⟨
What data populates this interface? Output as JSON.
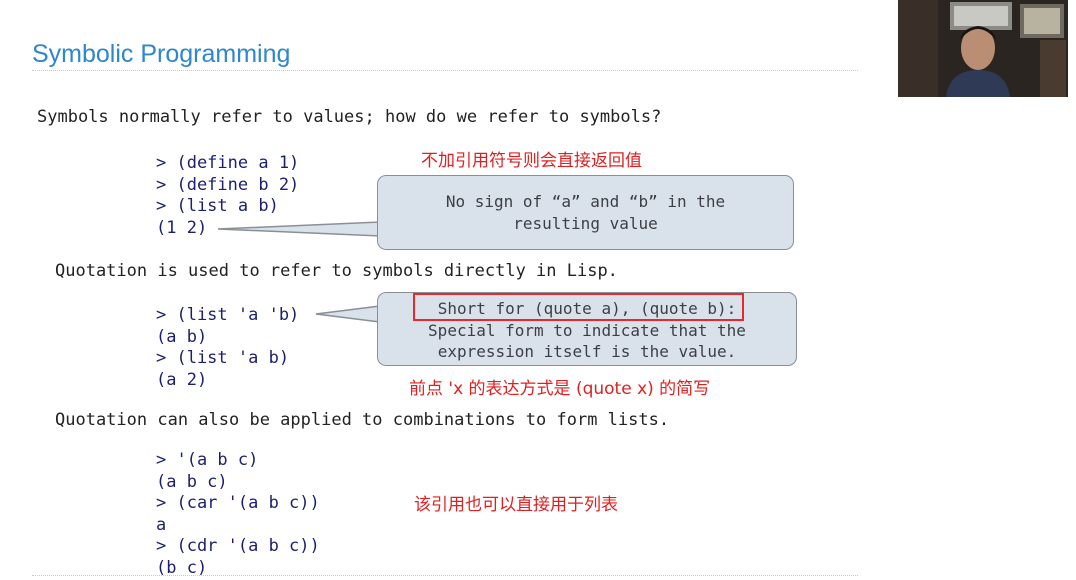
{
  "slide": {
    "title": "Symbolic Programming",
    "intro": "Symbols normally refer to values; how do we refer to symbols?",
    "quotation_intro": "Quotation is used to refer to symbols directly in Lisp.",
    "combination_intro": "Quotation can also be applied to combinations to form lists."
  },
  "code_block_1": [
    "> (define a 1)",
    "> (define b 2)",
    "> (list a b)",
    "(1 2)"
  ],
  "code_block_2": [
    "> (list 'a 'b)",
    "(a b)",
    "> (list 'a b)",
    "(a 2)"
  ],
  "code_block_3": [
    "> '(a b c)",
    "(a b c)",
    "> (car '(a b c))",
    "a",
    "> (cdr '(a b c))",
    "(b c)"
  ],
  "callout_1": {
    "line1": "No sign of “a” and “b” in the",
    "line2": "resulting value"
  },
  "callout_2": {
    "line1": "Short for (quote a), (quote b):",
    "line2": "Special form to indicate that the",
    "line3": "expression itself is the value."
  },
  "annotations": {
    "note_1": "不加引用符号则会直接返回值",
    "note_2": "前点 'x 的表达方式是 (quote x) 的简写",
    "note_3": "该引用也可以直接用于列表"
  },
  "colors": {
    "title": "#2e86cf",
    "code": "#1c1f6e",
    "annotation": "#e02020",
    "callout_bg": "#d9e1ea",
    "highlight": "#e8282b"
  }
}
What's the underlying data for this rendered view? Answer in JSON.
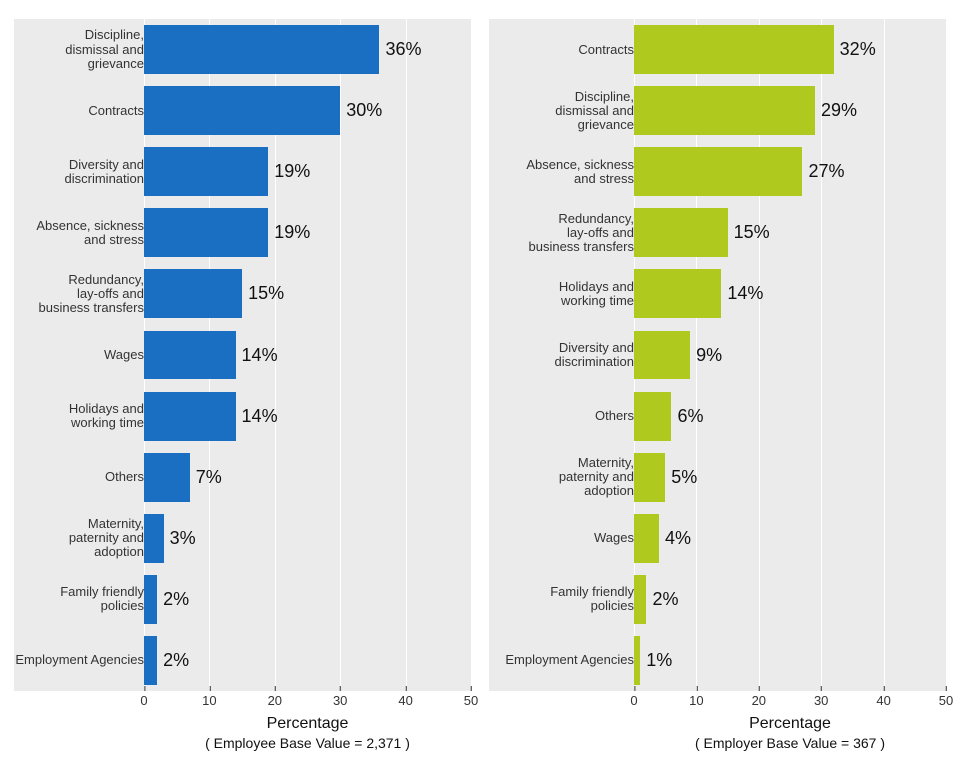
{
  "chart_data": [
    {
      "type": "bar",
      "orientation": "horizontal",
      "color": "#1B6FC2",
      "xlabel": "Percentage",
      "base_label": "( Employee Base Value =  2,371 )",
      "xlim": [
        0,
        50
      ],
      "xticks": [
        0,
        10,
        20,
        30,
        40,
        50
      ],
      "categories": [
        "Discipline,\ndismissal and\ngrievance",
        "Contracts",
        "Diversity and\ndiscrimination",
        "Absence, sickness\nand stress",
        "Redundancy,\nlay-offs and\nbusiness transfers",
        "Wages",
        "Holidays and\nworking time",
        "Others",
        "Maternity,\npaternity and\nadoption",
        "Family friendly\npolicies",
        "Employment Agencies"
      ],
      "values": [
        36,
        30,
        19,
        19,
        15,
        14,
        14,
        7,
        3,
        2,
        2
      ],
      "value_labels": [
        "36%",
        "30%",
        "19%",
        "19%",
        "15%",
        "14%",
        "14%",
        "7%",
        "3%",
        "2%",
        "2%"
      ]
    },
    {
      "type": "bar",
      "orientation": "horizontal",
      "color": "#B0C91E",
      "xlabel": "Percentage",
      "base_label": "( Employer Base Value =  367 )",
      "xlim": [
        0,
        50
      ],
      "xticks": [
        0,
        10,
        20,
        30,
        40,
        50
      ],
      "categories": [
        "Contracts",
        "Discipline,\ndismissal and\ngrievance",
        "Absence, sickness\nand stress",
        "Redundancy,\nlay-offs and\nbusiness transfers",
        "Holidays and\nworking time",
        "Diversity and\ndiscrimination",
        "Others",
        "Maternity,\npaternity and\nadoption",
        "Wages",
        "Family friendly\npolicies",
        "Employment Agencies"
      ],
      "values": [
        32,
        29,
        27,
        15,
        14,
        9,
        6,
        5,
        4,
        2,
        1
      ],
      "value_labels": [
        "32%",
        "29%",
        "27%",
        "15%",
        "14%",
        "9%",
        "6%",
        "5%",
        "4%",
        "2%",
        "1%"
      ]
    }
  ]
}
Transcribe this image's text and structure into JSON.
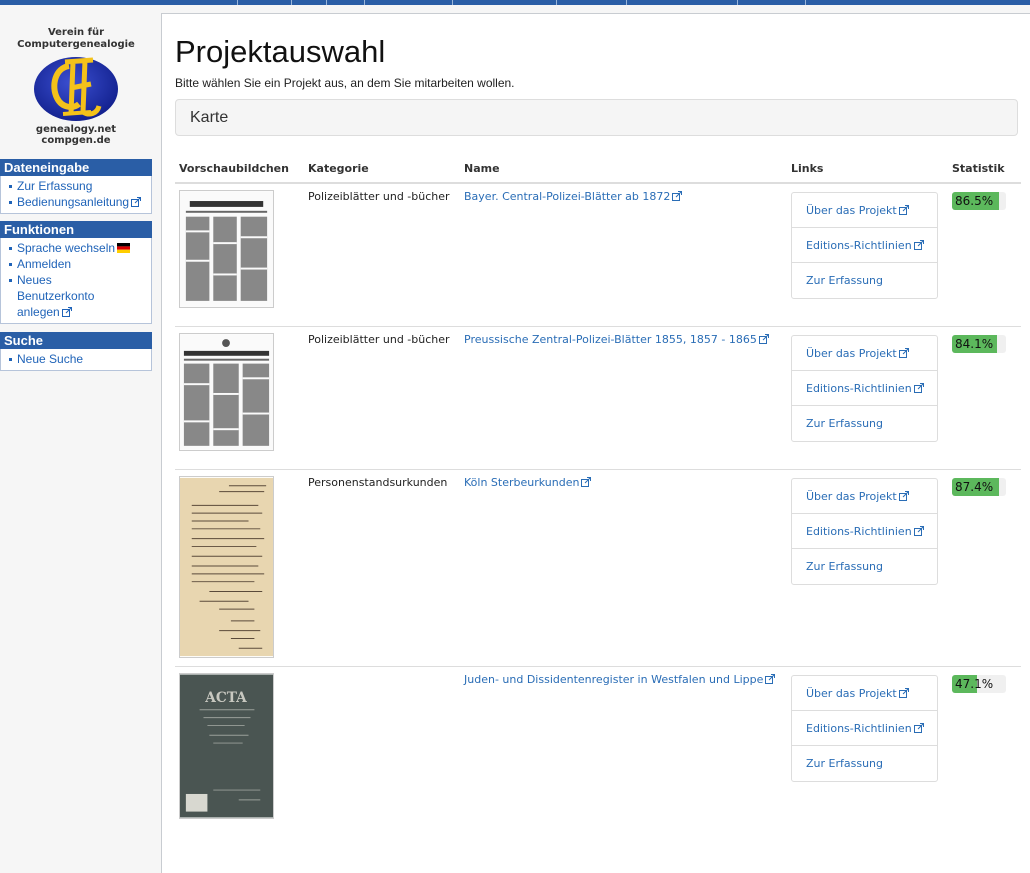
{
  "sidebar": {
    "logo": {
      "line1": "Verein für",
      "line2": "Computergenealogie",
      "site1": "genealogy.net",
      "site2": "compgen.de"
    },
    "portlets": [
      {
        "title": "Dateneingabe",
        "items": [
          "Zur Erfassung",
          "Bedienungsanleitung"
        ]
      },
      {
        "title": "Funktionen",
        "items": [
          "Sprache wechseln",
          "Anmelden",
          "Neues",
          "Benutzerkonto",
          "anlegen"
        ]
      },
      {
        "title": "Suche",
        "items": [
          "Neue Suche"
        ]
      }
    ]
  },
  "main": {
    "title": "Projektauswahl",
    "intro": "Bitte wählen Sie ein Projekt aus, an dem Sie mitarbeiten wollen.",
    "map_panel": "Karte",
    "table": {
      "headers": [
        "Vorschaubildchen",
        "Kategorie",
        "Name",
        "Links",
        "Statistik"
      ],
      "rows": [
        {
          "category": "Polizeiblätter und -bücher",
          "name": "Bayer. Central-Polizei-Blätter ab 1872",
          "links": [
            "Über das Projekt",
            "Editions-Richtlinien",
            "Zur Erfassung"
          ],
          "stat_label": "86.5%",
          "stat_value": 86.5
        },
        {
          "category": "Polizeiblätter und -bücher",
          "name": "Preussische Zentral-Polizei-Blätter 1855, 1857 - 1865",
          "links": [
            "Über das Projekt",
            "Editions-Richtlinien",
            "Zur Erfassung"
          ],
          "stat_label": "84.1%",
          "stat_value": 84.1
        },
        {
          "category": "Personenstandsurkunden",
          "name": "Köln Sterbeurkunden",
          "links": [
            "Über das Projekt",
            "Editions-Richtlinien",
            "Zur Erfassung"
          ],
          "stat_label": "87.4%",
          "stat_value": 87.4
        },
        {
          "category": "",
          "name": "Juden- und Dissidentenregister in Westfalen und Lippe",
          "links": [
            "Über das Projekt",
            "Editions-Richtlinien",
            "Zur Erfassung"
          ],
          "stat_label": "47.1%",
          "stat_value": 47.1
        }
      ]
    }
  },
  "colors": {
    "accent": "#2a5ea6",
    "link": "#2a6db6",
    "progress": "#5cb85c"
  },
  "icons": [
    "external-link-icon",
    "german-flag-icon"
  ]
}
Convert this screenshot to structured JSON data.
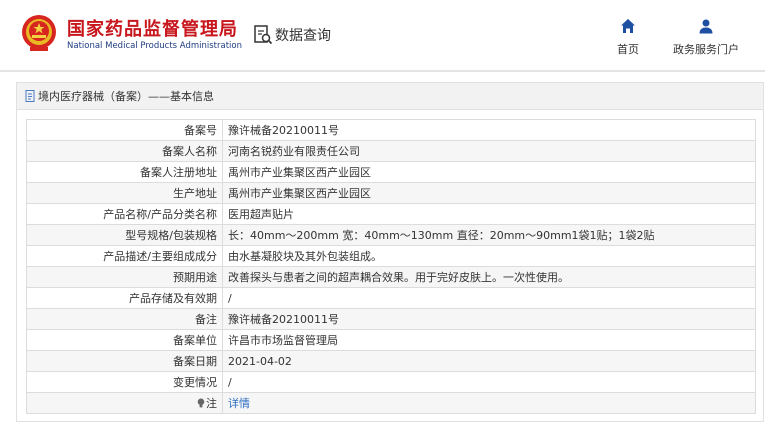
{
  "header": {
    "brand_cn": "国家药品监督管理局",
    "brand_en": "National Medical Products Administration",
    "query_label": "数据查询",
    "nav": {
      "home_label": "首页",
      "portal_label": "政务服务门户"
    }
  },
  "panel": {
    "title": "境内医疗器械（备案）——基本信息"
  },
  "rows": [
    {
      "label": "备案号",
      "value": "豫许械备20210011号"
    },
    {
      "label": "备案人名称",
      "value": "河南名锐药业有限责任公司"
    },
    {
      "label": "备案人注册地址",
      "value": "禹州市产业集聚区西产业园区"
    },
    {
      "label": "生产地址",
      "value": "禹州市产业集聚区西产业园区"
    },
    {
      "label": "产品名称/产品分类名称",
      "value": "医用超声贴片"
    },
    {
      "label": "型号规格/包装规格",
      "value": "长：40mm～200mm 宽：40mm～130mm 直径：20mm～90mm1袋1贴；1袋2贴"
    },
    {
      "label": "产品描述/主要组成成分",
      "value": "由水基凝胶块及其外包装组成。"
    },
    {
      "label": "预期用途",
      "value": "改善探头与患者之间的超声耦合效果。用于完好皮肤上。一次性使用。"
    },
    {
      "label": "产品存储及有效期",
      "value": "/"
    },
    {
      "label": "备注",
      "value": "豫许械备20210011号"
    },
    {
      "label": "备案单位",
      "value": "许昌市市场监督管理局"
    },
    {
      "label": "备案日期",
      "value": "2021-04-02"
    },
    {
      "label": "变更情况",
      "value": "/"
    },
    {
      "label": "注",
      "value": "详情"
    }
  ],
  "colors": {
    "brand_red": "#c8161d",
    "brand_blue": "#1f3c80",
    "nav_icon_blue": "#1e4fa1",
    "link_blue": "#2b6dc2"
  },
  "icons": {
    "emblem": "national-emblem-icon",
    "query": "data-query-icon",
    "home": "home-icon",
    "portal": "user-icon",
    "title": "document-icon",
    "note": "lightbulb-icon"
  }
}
⟩
## [Written task]
Do not copy the pictures, but repeat every line exactly.

## [Right answer]
What data populates this interface? Output as JSON.
{
  "slide": {
    "title": "Symbolic Programming",
    "intro": "Symbols normally refer to values; how do we refer to symbols?",
    "quotation_intro": "Quotation is used to refer to symbols directly in Lisp.",
    "combination_intro": "Quotation can also be applied to combinations to form lists."
  },
  "code_block_1": [
    "> (define a 1)",
    "> (define b 2)",
    "> (list a b)",
    "(1 2)"
  ],
  "code_block_2": [
    "> (list 'a 'b)",
    "(a b)",
    "> (list 'a b)",
    "(a 2)"
  ],
  "code_block_3": [
    "> '(a b c)",
    "(a b c)",
    "> (car '(a b c))",
    "a",
    "> (cdr '(a b c))",
    "(b c)"
  ],
  "callout_1": {
    "line1": "No sign of “a” and “b” in the",
    "line2": "resulting value"
  },
  "callout_2": {
    "line1": "Short for (quote a), (quote b):",
    "line2": "Special form to indicate that the",
    "line3": "expression itself is the value."
  },
  "annotations": {
    "note_1": "不加引用符号则会直接返回值",
    "note_2": "前点 'x 的表达方式是 (quote x) 的简写",
    "note_3": "该引用也可以直接用于列表"
  },
  "colors": {
    "title": "#2e86cf",
    "code": "#1c1f6e",
    "annotation": "#e02020",
    "callout_bg": "#d9e1ea",
    "highlight": "#e8282b"
  }
}
What's the underlying data for this rendered view? Answer in JSON.
{
  "chart_data": [
    {
      "type": "bar",
      "orientation": "horizontal",
      "color": "#1B6FC2",
      "xlabel": "Percentage",
      "base_label": "( Employee Base Value =  2,371 )",
      "xlim": [
        0,
        50
      ],
      "xticks": [
        0,
        10,
        20,
        30,
        40,
        50
      ],
      "categories": [
        "Discipline,\ndismissal and\ngrievance",
        "Contracts",
        "Diversity and\ndiscrimination",
        "Absence, sickness\nand stress",
        "Redundancy,\nlay-offs and\nbusiness transfers",
        "Wages",
        "Holidays and\nworking time",
        "Others",
        "Maternity,\npaternity and\nadoption",
        "Family friendly\npolicies",
        "Employment Agencies"
      ],
      "values": [
        36,
        30,
        19,
        19,
        15,
        14,
        14,
        7,
        3,
        2,
        2
      ],
      "value_labels": [
        "36%",
        "30%",
        "19%",
        "19%",
        "15%",
        "14%",
        "14%",
        "7%",
        "3%",
        "2%",
        "2%"
      ]
    },
    {
      "type": "bar",
      "orientation": "horizontal",
      "color": "#B0C91E",
      "xlabel": "Percentage",
      "base_label": "( Employer Base Value =  367 )",
      "xlim": [
        0,
        50
      ],
      "xticks": [
        0,
        10,
        20,
        30,
        40,
        50
      ],
      "categories": [
        "Contracts",
        "Discipline,\ndismissal and\ngrievance",
        "Absence, sickness\nand stress",
        "Redundancy,\nlay-offs and\nbusiness transfers",
        "Holidays and\nworking time",
        "Diversity and\ndiscrimination",
        "Others",
        "Maternity,\npaternity and\nadoption",
        "Wages",
        "Family friendly\npolicies",
        "Employment Agencies"
      ],
      "values": [
        32,
        29,
        27,
        15,
        14,
        9,
        6,
        5,
        4,
        2,
        1
      ],
      "value_labels": [
        "32%",
        "29%",
        "27%",
        "15%",
        "14%",
        "9%",
        "6%",
        "5%",
        "4%",
        "2%",
        "1%"
      ]
    }
  ]
}
Transcribe this image's text and structure into JSON.
{
  "sidebar": {
    "logo": {
      "line1": "Verein für",
      "line2": "Computergenealogie",
      "site1": "genealogy.net",
      "site2": "compgen.de"
    },
    "portlets": [
      {
        "title": "Dateneingabe",
        "items": [
          "Zur Erfassung",
          "Bedienungsanleitung"
        ]
      },
      {
        "title": "Funktionen",
        "items": [
          "Sprache wechseln",
          "Anmelden",
          "Neues",
          "Benutzerkonto",
          "anlegen"
        ]
      },
      {
        "title": "Suche",
        "items": [
          "Neue Suche"
        ]
      }
    ]
  },
  "main": {
    "title": "Projektauswahl",
    "intro": "Bitte wählen Sie ein Projekt aus, an dem Sie mitarbeiten wollen.",
    "map_panel": "Karte",
    "table": {
      "headers": [
        "Vorschaubildchen",
        "Kategorie",
        "Name",
        "Links",
        "Statistik"
      ],
      "rows": [
        {
          "category": "Polizeiblätter und -bücher",
          "name": "Bayer. Central-Polizei-Blätter ab 1872",
          "links": [
            "Über das Projekt",
            "Editions-Richtlinien",
            "Zur Erfassung"
          ],
          "stat_label": "86.5%",
          "stat_value": 86.5
        },
        {
          "category": "Polizeiblätter und -bücher",
          "name": "Preussische Zentral-Polizei-Blätter 1855, 1857 - 1865",
          "links": [
            "Über das Projekt",
            "Editions-Richtlinien",
            "Zur Erfassung"
          ],
          "stat_label": "84.1%",
          "stat_value": 84.1
        },
        {
          "category": "Personenstandsurkunden",
          "name": "Köln Sterbeurkunden",
          "links": [
            "Über das Projekt",
            "Editions-Richtlinien",
            "Zur Erfassung"
          ],
          "stat_label": "87.4%",
          "stat_value": 87.4
        },
        {
          "category": "",
          "name": "Juden- und Dissidentenregister in Westfalen und Lippe",
          "links": [
            "Über das Projekt",
            "Editions-Richtlinien",
            "Zur Erfassung"
          ],
          "stat_label": "47.1%",
          "stat_value": 47.1
        }
      ]
    }
  },
  "colors": {
    "accent": "#2a5ea6",
    "link": "#2a6db6",
    "progress": "#5cb85c"
  },
  "icons": [
    "external-link-icon",
    "german-flag-icon"
  ]
}
Convert this screenshot to structured JSON data.
{
  "header": {
    "brand_cn": "国家药品监督管理局",
    "brand_en": "National Medical Products Administration",
    "query_label": "数据查询",
    "nav": {
      "home_label": "首页",
      "portal_label": "政务服务门户"
    }
  },
  "panel": {
    "title": "境内医疗器械（备案）——基本信息"
  },
  "rows": [
    {
      "label": "备案号",
      "value": "豫许械备20210011号"
    },
    {
      "label": "备案人名称",
      "value": "河南名锐药业有限责任公司"
    },
    {
      "label": "备案人注册地址",
      "value": "禹州市产业集聚区西产业园区"
    },
    {
      "label": "生产地址",
      "value": "禹州市产业集聚区西产业园区"
    },
    {
      "label": "产品名称/产品分类名称",
      "value": "医用超声贴片"
    },
    {
      "label": "型号规格/包装规格",
      "value": "长：40mm～200mm 宽：40mm～130mm 直径：20mm～90mm1袋1贴；1袋2贴"
    },
    {
      "label": "产品描述/主要组成成分",
      "value": "由水基凝胶块及其外包装组成。"
    },
    {
      "label": "预期用途",
      "value": "改善探头与患者之间的超声耦合效果。用于完好皮肤上。一次性使用。"
    },
    {
      "label": "产品存储及有效期",
      "value": "/"
    },
    {
      "label": "备注",
      "value": "豫许械备20210011号"
    },
    {
      "label": "备案单位",
      "value": "许昌市市场监督管理局"
    },
    {
      "label": "备案日期",
      "value": "2021-04-02"
    },
    {
      "label": "变更情况",
      "value": "/"
    },
    {
      "label": "注",
      "value": "详情"
    }
  ],
  "colors": {
    "brand_red": "#c8161d",
    "brand_blue": "#1f3c80",
    "nav_icon_blue": "#1e4fa1",
    "link_blue": "#2b6dc2"
  },
  "icons": {
    "emblem": "national-emblem-icon",
    "query": "data-query-icon",
    "home": "home-icon",
    "portal": "user-icon",
    "title": "document-icon",
    "note": "lightbulb-icon"
  }
}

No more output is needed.